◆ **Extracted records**
++++++

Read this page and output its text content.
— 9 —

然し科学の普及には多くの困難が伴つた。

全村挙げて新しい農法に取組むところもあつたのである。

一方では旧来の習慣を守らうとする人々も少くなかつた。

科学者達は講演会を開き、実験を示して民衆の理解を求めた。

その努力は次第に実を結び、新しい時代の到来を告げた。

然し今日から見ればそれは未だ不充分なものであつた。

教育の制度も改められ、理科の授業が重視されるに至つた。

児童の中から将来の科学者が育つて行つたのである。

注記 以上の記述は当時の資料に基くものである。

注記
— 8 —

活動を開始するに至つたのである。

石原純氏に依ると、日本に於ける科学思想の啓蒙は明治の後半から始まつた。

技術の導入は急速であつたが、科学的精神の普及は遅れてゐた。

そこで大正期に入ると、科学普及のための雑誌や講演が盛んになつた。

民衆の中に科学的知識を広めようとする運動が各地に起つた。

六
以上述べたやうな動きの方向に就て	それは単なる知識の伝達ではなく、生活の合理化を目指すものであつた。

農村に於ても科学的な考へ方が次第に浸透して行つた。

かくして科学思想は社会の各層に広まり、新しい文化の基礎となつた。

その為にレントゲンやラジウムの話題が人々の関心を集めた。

++++++

Reproduce all data above, unchanged.

Read this page and output its text content.
— 9 —

然し科学の普及には多くの困難が伴つた。

全村挙げて新しい農法に取組むところもあつたのである。

一方では旧来の習慣を守らうとする人々も少くなかつた。

科学者達は講演会を開き、実験を示して民衆の理解を求めた。

その努力は次第に実を結び、新しい時代の到来を告げた。

然し今日から見ればそれは未だ不充分なものであつた。

教育の制度も改められ、理科の授業が重視されるに至つた。

児童の中から将来の科学者が育つて行つたのである。

注記 以上の記述は当時の資料に基くものである。

注記
— 8 —

活動を開始するに至つたのである。

石原純氏に依ると、日本に於ける科学思想の啓蒙は明治の後半から始まつた。

技術の導入は急速であつたが、科学的精神の普及は遅れてゐた。

そこで大正期に入ると、科学普及のための雑誌や講演が盛んになつた。

民衆の中に科学的知識を広めようとする運動が各地に起つた。

六
以上述べたやうな動きの方向に就て	それは単なる知識の伝達ではなく、生活の合理化を目指すものであつた。

農村に於ても科学的な考へ方が次第に浸透して行つた。

かくして科学思想は社会の各層に広まり、新しい文化の基礎となつた。

その為にレントゲンやラジウムの話題が人々の関心を集めた。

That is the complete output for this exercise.